[[ GIVEN ENTRIES, beginning ]]

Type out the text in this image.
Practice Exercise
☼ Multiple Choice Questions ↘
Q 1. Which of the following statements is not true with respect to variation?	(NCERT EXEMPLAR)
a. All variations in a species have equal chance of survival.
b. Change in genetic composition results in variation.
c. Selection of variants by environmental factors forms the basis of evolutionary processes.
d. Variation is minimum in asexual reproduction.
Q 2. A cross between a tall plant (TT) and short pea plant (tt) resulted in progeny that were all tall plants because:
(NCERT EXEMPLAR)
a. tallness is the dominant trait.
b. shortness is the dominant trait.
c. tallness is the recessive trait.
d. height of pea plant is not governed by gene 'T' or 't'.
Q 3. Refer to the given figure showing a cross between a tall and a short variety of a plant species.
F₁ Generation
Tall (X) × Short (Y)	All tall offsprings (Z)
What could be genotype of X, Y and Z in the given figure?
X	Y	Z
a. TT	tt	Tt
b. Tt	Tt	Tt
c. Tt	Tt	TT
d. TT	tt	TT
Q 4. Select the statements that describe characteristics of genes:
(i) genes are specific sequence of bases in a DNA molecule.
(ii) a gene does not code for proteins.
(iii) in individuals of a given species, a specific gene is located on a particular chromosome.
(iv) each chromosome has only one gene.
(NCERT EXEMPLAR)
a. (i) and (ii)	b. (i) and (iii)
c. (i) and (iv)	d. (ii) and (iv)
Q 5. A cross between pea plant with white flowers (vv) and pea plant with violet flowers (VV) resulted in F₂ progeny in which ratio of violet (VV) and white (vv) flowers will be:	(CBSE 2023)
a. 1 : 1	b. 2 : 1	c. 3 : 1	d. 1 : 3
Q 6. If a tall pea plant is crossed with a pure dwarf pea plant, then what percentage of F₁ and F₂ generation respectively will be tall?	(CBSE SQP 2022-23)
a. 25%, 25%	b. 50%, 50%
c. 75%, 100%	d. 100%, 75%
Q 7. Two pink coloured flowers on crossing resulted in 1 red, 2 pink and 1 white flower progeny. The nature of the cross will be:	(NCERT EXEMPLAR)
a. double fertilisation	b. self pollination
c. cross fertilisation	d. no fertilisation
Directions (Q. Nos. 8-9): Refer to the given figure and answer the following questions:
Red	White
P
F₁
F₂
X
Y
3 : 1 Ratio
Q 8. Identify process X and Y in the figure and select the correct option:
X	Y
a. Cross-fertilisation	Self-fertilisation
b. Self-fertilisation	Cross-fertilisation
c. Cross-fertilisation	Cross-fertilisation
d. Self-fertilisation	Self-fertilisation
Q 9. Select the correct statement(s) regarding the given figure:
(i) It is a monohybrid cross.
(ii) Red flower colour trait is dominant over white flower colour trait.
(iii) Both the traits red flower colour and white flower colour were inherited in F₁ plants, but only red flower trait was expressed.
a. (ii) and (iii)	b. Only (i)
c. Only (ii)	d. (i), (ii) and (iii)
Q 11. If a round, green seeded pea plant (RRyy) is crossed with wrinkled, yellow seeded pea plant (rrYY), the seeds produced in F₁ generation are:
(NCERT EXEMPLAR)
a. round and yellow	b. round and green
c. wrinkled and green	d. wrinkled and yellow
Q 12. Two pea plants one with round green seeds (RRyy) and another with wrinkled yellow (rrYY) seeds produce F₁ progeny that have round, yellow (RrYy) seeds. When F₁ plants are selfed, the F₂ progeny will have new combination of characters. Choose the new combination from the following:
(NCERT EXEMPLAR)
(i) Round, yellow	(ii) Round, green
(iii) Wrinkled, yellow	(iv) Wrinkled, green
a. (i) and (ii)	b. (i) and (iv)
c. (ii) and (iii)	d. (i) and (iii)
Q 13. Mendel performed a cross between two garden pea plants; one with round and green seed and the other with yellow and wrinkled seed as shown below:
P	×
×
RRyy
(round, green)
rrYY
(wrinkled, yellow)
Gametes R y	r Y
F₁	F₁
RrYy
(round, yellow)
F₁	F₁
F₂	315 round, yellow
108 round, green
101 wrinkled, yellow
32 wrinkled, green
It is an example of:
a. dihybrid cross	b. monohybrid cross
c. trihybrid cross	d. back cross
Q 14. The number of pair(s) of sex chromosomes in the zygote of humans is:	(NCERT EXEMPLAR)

[[ GIVEN ENTRIES, end ]]
[[ GIVEN ENTRIES, beginning ]]

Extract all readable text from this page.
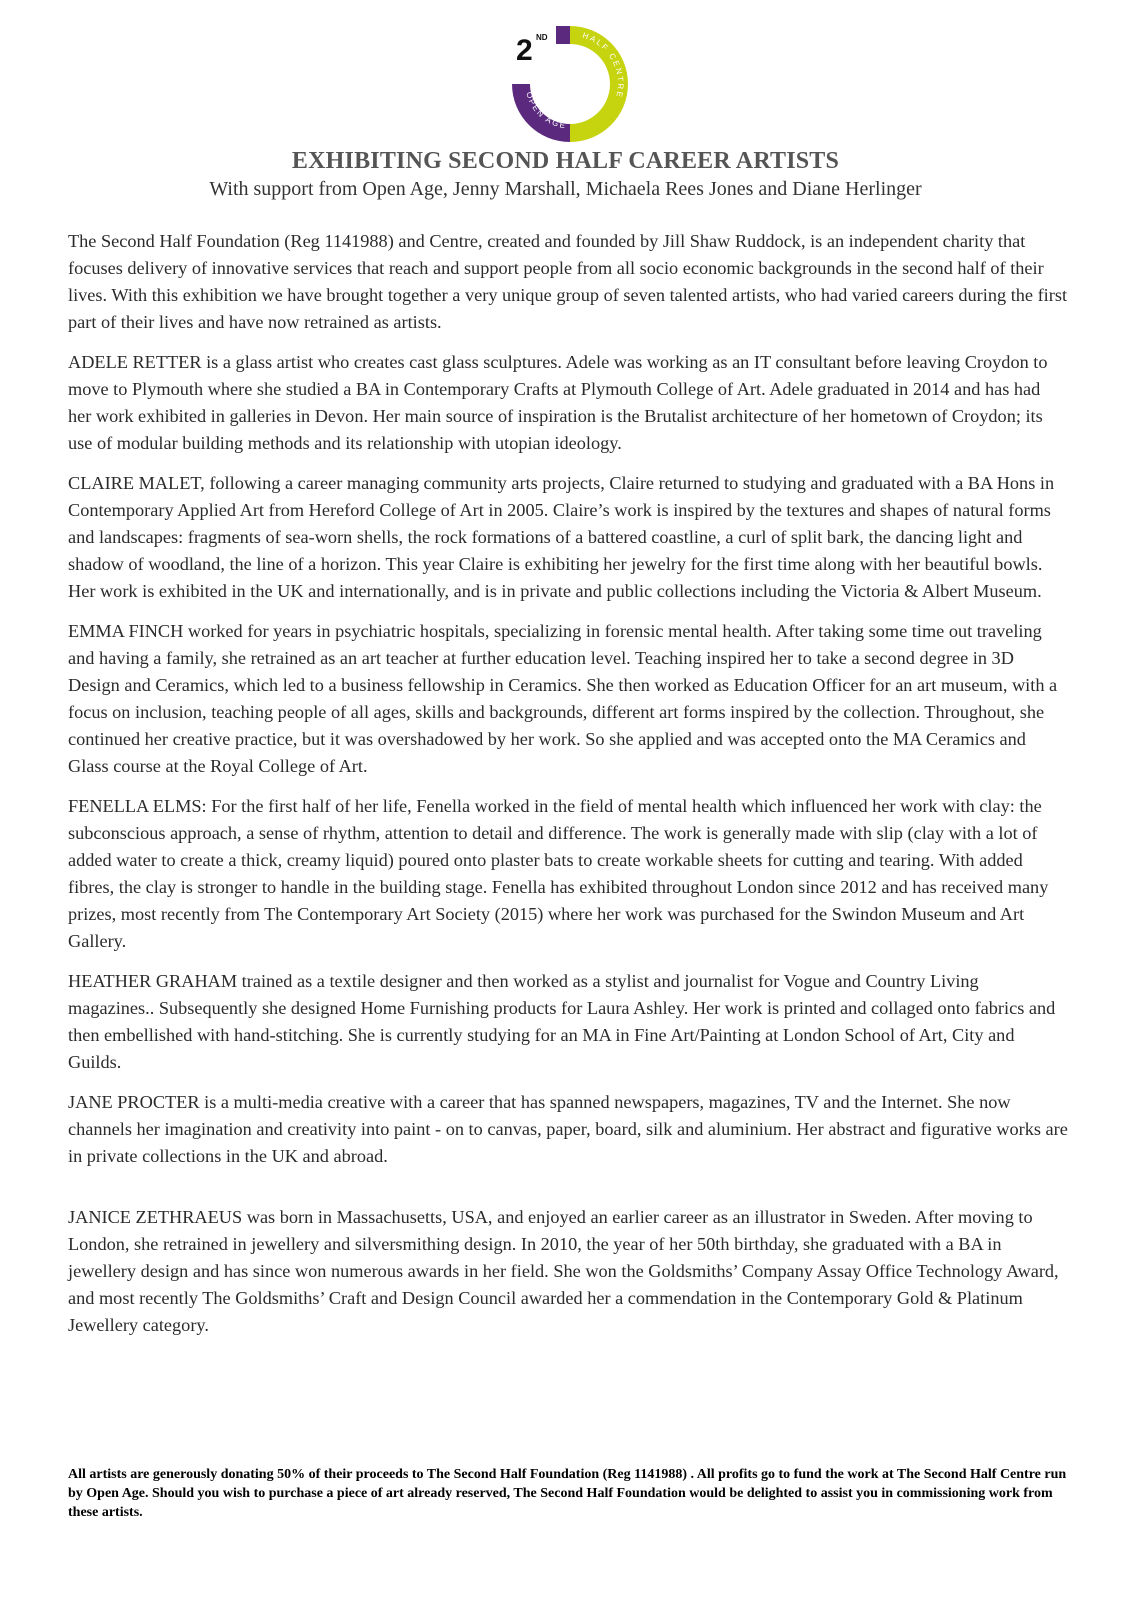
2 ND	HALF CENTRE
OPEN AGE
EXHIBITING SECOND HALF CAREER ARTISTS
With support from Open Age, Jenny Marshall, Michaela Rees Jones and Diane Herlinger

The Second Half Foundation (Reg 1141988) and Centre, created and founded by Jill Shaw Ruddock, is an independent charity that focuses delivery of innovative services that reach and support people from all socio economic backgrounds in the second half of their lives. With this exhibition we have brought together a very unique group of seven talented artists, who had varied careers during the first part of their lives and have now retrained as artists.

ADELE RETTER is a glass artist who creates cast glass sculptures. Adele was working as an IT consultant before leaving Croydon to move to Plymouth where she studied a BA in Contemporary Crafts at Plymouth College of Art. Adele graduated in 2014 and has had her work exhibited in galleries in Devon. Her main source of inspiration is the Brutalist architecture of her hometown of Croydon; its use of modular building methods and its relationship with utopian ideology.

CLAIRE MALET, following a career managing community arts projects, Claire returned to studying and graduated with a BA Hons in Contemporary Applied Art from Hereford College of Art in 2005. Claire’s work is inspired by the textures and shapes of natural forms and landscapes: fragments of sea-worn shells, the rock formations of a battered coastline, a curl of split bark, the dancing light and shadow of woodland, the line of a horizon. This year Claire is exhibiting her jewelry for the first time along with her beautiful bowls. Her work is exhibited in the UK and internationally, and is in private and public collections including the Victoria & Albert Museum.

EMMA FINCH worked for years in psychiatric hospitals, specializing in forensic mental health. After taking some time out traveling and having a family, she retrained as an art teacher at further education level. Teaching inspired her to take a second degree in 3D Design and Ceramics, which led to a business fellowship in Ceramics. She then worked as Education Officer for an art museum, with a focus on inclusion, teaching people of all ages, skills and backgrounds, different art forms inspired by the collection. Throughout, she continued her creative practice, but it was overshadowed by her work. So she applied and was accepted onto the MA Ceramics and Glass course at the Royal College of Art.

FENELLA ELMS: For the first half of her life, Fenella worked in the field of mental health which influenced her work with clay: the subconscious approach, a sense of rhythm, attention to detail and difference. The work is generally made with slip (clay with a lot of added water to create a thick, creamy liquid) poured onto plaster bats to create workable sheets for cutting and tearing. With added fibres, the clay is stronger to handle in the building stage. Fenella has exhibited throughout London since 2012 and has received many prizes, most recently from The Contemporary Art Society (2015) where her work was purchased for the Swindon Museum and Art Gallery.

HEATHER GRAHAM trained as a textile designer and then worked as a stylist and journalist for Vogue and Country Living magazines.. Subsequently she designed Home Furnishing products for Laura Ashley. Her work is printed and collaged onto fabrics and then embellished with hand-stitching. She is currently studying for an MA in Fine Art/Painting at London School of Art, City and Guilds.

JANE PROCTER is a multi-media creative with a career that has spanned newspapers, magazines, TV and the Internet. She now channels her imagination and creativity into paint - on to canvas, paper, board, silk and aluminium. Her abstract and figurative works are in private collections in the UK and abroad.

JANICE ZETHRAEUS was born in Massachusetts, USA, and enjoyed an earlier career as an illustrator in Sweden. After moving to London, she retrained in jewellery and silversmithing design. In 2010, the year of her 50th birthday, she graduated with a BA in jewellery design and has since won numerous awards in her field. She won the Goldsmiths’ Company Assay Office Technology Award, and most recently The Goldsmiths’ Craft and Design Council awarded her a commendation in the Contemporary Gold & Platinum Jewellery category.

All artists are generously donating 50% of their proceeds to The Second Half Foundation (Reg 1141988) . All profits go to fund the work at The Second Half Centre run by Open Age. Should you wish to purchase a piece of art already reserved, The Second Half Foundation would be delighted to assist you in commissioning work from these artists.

[[ GIVEN ENTRIES, end ]]
[[ GIVEN ENTRIES, beginning ]]

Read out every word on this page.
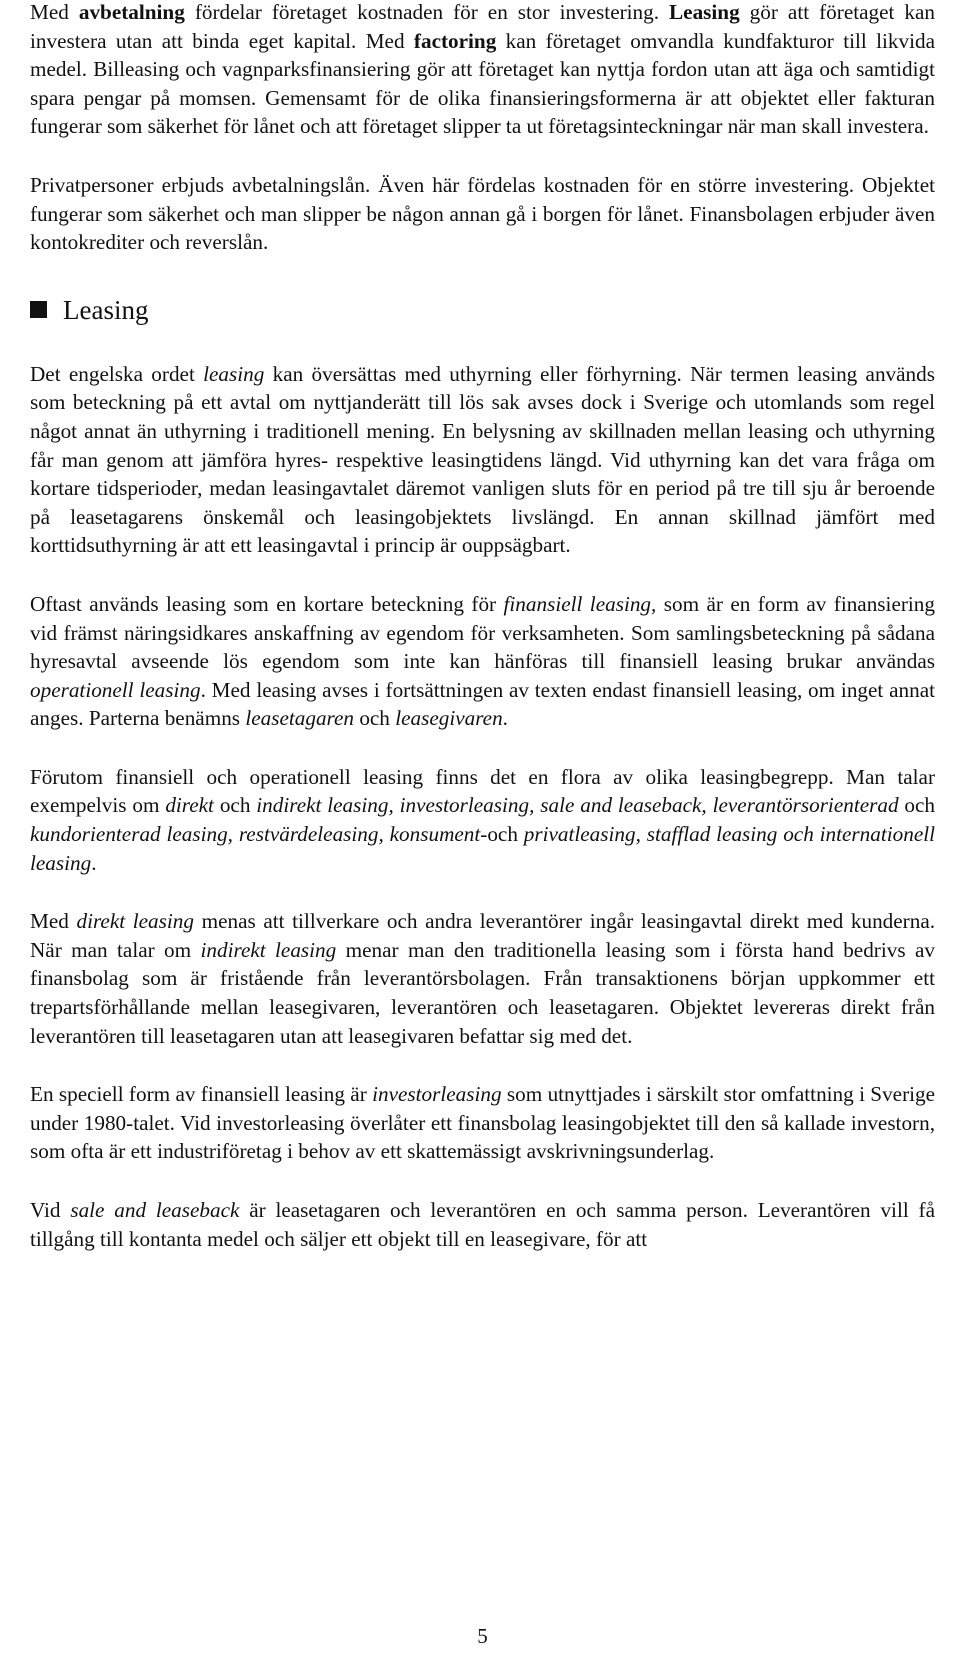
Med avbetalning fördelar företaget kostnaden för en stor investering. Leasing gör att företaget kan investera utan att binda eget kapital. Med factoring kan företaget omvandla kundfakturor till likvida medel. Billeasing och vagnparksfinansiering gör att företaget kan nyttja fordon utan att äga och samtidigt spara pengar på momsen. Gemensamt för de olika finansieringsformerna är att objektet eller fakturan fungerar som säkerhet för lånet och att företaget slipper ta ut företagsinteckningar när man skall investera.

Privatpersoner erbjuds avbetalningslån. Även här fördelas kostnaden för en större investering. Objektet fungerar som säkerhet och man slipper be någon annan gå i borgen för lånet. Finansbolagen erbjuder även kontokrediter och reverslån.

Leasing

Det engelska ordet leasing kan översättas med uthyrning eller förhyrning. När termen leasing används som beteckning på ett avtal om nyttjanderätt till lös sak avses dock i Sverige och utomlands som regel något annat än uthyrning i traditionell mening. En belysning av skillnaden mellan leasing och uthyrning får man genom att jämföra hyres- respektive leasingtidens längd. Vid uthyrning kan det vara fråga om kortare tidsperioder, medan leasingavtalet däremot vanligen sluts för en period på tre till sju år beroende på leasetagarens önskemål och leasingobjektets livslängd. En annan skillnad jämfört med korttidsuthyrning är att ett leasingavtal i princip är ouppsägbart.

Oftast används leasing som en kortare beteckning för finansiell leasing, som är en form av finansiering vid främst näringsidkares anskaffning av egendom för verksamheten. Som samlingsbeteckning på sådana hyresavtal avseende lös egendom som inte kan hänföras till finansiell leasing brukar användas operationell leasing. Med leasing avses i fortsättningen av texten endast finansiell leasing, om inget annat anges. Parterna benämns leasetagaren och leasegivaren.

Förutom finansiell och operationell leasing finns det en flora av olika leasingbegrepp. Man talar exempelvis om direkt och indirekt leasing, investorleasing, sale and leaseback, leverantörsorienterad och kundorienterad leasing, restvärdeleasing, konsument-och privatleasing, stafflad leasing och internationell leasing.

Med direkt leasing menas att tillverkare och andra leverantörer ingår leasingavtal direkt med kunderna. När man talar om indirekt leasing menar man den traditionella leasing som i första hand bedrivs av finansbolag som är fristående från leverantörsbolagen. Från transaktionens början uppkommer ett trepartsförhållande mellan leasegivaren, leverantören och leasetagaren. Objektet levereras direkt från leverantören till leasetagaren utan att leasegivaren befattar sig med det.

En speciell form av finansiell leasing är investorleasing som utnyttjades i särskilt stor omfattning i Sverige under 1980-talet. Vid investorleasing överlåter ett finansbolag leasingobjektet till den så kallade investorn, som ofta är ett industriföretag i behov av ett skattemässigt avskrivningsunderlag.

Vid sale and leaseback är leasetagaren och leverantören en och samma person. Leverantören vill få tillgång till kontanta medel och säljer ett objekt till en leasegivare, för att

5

[[ GIVEN ENTRIES, end ]]

ABOUT THIS EXERCISE: Search the data for "page". Copy every line that has it.

TASK ANSWER:
Extract all readable text from this page.
Read out every word on this page.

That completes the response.